## Part of a data file
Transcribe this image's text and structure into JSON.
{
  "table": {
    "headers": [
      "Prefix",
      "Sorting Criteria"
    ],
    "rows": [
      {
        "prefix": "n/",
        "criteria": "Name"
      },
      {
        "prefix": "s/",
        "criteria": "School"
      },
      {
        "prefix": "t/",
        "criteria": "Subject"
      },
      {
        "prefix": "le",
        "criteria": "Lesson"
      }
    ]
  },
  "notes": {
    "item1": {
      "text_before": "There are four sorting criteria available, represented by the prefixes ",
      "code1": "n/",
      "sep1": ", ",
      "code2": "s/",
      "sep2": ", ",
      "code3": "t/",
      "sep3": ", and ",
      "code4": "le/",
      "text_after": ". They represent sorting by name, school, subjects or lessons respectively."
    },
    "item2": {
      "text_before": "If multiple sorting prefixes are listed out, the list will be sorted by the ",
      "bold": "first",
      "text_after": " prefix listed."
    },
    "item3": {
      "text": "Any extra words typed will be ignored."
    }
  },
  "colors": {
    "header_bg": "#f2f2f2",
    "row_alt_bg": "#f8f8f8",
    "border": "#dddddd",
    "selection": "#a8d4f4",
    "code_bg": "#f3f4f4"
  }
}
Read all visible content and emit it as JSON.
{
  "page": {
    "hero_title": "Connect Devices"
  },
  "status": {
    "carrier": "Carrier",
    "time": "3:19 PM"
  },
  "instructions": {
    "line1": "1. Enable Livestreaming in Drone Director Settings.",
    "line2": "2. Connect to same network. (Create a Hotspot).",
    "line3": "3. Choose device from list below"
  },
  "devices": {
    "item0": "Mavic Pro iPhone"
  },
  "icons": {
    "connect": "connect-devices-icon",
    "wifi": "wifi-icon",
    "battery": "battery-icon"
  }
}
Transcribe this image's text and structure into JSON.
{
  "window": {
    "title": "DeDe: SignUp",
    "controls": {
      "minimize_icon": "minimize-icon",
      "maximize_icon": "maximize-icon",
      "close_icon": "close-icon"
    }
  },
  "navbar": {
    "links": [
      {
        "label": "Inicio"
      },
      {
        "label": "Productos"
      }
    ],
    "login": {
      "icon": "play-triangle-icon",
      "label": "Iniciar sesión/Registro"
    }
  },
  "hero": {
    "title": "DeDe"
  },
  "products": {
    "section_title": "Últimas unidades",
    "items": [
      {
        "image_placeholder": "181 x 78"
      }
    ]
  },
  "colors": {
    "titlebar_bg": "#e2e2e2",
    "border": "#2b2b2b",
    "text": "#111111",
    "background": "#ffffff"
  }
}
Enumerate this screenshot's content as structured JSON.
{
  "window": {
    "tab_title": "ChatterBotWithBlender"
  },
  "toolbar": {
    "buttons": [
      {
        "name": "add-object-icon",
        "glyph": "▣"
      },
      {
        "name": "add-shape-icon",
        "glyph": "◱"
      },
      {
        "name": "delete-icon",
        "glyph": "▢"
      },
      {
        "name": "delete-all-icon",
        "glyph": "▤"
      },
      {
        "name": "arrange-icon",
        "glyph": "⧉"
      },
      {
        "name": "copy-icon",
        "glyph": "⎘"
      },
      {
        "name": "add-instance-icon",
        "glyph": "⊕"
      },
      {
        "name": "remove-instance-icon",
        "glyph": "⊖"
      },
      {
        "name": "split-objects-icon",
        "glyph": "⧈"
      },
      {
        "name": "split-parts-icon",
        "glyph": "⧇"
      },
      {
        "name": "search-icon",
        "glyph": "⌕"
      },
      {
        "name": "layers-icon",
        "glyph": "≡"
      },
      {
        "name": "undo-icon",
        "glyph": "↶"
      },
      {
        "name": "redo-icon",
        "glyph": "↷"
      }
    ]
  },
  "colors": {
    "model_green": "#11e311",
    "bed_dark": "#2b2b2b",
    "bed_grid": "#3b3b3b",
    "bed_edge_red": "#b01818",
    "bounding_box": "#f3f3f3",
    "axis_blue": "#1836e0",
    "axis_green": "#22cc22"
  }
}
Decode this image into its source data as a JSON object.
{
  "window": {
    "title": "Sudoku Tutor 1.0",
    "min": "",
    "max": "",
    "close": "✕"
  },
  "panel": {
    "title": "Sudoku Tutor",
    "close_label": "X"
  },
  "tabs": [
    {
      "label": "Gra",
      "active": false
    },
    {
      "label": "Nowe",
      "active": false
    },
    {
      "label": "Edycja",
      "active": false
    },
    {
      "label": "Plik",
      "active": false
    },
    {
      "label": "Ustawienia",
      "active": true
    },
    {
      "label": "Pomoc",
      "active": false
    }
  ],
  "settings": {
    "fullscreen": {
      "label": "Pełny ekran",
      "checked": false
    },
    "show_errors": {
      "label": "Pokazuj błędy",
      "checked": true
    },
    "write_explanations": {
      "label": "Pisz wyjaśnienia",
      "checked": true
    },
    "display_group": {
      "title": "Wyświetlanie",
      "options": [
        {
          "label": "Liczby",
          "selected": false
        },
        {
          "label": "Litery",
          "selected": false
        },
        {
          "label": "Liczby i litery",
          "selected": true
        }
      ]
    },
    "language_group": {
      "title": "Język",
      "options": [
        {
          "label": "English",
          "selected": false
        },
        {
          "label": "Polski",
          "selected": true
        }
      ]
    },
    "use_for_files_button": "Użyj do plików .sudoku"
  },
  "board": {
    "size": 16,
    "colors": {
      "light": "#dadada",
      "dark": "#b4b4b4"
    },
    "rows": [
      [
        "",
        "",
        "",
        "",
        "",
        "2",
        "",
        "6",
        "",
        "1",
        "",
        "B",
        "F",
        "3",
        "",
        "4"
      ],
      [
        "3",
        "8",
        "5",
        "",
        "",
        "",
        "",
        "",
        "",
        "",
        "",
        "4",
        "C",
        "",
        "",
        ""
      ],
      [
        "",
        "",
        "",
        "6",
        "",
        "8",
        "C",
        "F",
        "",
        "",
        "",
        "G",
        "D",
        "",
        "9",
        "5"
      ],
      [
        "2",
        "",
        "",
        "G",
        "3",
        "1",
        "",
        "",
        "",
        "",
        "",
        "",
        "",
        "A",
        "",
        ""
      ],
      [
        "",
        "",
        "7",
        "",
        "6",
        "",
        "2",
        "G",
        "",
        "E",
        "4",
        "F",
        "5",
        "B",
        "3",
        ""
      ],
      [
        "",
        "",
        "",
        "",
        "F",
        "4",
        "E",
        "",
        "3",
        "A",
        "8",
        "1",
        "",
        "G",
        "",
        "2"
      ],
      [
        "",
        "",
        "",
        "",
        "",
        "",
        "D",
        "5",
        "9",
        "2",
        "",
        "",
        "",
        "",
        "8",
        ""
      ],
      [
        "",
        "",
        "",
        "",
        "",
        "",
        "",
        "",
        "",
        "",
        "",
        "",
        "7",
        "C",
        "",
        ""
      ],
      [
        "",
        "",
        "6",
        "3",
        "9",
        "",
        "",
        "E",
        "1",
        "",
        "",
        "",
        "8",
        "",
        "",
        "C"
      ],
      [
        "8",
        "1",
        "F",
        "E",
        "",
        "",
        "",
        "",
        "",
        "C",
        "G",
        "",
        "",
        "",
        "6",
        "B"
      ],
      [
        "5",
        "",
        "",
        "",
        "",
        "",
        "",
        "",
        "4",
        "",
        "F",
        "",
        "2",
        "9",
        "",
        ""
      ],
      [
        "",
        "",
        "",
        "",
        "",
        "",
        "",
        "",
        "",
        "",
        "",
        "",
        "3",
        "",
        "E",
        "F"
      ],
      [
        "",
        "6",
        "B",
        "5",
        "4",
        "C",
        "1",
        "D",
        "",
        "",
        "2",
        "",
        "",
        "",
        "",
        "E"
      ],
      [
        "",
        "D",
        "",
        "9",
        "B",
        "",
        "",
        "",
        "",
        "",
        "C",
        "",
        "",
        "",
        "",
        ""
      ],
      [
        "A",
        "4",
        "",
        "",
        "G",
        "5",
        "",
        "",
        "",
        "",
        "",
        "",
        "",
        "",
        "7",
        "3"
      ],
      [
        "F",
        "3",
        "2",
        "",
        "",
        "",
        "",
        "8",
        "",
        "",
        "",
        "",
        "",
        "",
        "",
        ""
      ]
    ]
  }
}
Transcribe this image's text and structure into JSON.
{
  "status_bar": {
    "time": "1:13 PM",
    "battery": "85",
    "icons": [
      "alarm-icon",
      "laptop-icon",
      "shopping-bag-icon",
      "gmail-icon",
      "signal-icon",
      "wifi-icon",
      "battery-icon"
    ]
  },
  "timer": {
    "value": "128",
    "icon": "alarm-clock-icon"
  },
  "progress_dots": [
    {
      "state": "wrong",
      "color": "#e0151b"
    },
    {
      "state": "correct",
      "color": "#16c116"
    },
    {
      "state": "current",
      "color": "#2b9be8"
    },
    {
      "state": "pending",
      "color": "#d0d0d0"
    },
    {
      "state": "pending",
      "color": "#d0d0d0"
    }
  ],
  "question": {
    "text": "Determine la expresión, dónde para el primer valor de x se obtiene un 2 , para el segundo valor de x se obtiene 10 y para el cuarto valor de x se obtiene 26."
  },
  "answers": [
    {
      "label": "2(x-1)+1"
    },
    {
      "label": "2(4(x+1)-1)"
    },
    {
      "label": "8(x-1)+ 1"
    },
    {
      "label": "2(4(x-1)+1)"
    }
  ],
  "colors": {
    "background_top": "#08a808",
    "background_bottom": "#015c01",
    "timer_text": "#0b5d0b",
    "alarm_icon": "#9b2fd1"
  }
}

## YOUR INSTRUCTIONS
Take every line from the data that contains the word "state".

## SOLUTION TO THIS TASK
      "state": "wrong",
      "state": "correct",
      "state": "current",
      "state": "pending",
      "state": "pending",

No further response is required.